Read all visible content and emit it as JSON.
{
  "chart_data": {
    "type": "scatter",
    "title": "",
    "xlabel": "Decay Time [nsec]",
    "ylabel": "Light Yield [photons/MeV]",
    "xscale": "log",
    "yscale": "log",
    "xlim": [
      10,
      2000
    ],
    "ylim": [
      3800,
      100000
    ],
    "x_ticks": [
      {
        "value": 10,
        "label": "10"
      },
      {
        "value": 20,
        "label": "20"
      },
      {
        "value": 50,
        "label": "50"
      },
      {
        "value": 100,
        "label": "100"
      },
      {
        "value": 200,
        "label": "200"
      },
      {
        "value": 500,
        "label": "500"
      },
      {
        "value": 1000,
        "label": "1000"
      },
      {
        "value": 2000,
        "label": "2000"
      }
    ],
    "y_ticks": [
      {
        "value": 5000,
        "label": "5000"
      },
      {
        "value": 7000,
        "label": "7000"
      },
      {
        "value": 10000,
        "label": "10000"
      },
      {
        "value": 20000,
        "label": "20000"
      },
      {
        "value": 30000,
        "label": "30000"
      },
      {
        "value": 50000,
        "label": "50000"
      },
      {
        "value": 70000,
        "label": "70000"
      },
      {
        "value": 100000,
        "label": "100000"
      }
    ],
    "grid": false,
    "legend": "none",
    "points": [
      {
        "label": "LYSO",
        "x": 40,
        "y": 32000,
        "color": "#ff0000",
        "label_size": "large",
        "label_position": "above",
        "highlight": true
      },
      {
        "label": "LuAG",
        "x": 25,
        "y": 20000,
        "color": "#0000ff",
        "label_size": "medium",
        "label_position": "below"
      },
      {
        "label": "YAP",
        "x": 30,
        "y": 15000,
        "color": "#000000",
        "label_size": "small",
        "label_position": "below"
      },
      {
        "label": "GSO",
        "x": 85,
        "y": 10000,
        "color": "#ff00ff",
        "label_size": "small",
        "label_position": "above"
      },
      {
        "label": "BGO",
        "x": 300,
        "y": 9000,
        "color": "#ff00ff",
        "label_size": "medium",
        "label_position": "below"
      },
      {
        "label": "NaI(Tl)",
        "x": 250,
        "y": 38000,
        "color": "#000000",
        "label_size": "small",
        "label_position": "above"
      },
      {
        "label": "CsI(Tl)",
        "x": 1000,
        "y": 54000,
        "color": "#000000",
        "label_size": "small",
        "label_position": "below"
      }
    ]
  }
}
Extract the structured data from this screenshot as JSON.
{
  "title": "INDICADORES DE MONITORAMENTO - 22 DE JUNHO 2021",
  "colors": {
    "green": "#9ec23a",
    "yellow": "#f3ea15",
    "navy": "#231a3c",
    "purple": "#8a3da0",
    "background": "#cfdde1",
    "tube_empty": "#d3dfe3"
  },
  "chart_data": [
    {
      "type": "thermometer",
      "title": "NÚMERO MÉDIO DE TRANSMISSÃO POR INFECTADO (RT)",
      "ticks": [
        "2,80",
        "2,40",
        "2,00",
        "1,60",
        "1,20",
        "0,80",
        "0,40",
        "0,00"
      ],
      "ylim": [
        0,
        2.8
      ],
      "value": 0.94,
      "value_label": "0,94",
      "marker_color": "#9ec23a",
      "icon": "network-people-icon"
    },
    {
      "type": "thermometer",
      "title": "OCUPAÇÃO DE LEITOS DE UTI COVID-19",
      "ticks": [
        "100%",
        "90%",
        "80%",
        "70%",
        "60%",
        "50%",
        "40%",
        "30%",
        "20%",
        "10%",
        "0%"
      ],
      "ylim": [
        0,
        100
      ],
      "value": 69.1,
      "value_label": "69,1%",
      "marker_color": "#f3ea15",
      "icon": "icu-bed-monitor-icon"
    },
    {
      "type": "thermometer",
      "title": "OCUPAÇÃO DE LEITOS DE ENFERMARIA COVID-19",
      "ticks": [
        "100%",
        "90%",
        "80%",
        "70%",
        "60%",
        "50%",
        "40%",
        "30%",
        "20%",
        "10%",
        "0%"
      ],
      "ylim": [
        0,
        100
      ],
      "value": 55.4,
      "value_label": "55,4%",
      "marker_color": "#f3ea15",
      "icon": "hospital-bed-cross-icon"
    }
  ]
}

* [Set exercise]:
Nothing in the data may differ; print all of it exactly as written.

* [The completed task]:
Read all visible content and emit it as JSON.
{
  "chart_data": {
    "type": "scatter",
    "title": "",
    "xlabel": "Decay Time [nsec]",
    "ylabel": "Light Yield [photons/MeV]",
    "xscale": "log",
    "yscale": "log",
    "xlim": [
      10,
      2000
    ],
    "ylim": [
      3800,
      100000
    ],
    "x_ticks": [
      {
        "value": 10,
        "label": "10"
      },
      {
        "value": 20,
        "label": "20"
      },
      {
        "value": 50,
        "label": "50"
      },
      {
        "value": 100,
        "label": "100"
      },
      {
        "value": 200,
        "label": "200"
      },
      {
        "value": 500,
        "label": "500"
      },
      {
        "value": 1000,
        "label": "1000"
      },
      {
        "value": 2000,
        "label": "2000"
      }
    ],
    "y_ticks": [
      {
        "value": 5000,
        "label": "5000"
      },
      {
        "value": 7000,
        "label": "7000"
      },
      {
        "value": 10000,
        "label": "10000"
      },
      {
        "value": 20000,
        "label": "20000"
      },
      {
        "value": 30000,
        "label": "30000"
      },
      {
        "value": 50000,
        "label": "50000"
      },
      {
        "value": 70000,
        "label": "70000"
      },
      {
        "value": 100000,
        "label": "100000"
      }
    ],
    "grid": false,
    "legend": "none",
    "points": [
      {
        "label": "LYSO",
        "x": 40,
        "y": 32000,
        "color": "#ff0000",
        "label_size": "large",
        "label_position": "above",
        "highlight": true
      },
      {
        "label": "LuAG",
        "x": 25,
        "y": 20000,
        "color": "#0000ff",
        "label_size": "medium",
        "label_position": "below"
      },
      {
        "label": "YAP",
        "x": 30,
        "y": 15000,
        "color": "#000000",
        "label_size": "small",
        "label_position": "below"
      },
      {
        "label": "GSO",
        "x": 85,
        "y": 10000,
        "color": "#ff00ff",
        "label_size": "small",
        "label_position": "above"
      },
      {
        "label": "BGO",
        "x": 300,
        "y": 9000,
        "color": "#ff00ff",
        "label_size": "medium",
        "label_position": "below"
      },
      {
        "label": "NaI(Tl)",
        "x": 250,
        "y": 38000,
        "color": "#000000",
        "label_size": "small",
        "label_position": "above"
      },
      {
        "label": "CsI(Tl)",
        "x": 1000,
        "y": 54000,
        "color": "#000000",
        "label_size": "small",
        "label_position": "below"
      }
    ]
  }
}
Extract the structured data from this screenshot as JSON.
{
  "title": "INDICADORES DE MONITORAMENTO - 22 DE JUNHO 2021",
  "colors": {
    "green": "#9ec23a",
    "yellow": "#f3ea15",
    "navy": "#231a3c",
    "purple": "#8a3da0",
    "background": "#cfdde1",
    "tube_empty": "#d3dfe3"
  },
  "chart_data": [
    {
      "type": "thermometer",
      "title": "NÚMERO MÉDIO DE TRANSMISSÃO POR INFECTADO (RT)",
      "ticks": [
        "2,80",
        "2,40",
        "2,00",
        "1,60",
        "1,20",
        "0,80",
        "0,40",
        "0,00"
      ],
      "ylim": [
        0,
        2.8
      ],
      "value": 0.94,
      "value_label": "0,94",
      "marker_color": "#9ec23a",
      "icon": "network-people-icon"
    },
    {
      "type": "thermometer",
      "title": "OCUPAÇÃO DE LEITOS DE UTI COVID-19",
      "ticks": [
        "100%",
        "90%",
        "80%",
        "70%",
        "60%",
        "50%",
        "40%",
        "30%",
        "20%",
        "10%",
        "0%"
      ],
      "ylim": [
        0,
        100
      ],
      "value": 69.1,
      "value_label": "69,1%",
      "marker_color": "#f3ea15",
      "icon": "icu-bed-monitor-icon"
    },
    {
      "type": "thermometer",
      "title": "OCUPAÇÃO DE LEITOS DE ENFERMARIA COVID-19",
      "ticks": [
        "100%",
        "90%",
        "80%",
        "70%",
        "60%",
        "50%",
        "40%",
        "30%",
        "20%",
        "10%",
        "0%"
      ],
      "ylim": [
        0,
        100
      ],
      "value": 55.4,
      "value_label": "55,4%",
      "marker_color": "#f3ea15",
      "icon": "hospital-bed-cross-icon"
    }
  ]
}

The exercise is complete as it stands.